→ Work to be completed
Pull each line holding "производства" out of the entries below.

→ Dataset excerpts
"""

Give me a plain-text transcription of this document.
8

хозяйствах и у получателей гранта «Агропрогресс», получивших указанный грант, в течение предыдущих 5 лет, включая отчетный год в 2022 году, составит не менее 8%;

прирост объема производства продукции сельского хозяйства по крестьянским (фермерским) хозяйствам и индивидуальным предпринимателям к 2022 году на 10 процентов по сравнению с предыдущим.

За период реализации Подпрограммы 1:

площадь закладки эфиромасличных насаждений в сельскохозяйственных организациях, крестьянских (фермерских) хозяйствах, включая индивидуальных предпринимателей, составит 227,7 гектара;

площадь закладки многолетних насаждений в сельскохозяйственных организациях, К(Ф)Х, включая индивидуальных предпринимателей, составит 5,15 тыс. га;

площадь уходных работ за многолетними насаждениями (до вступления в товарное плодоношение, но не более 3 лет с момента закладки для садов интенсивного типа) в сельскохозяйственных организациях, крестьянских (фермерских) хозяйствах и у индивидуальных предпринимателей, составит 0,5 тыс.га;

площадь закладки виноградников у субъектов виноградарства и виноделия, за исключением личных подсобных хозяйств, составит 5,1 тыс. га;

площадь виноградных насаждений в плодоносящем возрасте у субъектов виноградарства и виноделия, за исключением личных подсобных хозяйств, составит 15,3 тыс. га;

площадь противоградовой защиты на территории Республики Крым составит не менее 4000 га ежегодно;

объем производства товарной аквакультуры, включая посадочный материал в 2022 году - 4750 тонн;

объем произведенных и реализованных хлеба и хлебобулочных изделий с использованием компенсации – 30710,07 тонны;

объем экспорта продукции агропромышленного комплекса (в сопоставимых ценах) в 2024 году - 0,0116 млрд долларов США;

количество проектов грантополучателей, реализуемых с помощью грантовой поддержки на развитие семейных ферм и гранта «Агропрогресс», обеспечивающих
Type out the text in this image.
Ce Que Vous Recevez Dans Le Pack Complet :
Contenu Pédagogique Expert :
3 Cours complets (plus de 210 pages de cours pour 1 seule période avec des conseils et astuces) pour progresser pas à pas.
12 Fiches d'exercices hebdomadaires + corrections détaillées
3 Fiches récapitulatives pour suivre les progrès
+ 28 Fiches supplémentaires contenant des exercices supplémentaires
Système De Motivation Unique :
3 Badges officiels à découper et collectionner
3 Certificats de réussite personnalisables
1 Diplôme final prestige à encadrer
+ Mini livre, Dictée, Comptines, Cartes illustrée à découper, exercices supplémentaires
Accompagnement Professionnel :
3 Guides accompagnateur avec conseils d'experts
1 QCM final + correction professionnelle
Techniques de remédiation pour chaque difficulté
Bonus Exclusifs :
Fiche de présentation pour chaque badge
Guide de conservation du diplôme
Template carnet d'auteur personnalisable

"""

→ Answer to the task
прирост объема производства продукции сельского хозяйства по крестьянским (фермерским) хозяйствам и индивидуальным предпринимателям к 2022 году на 10 процентов по сравнению с предыдущим.
объем производства товарной аквакультуры, включая посадочный материал в 2022 году - 4750 тонн;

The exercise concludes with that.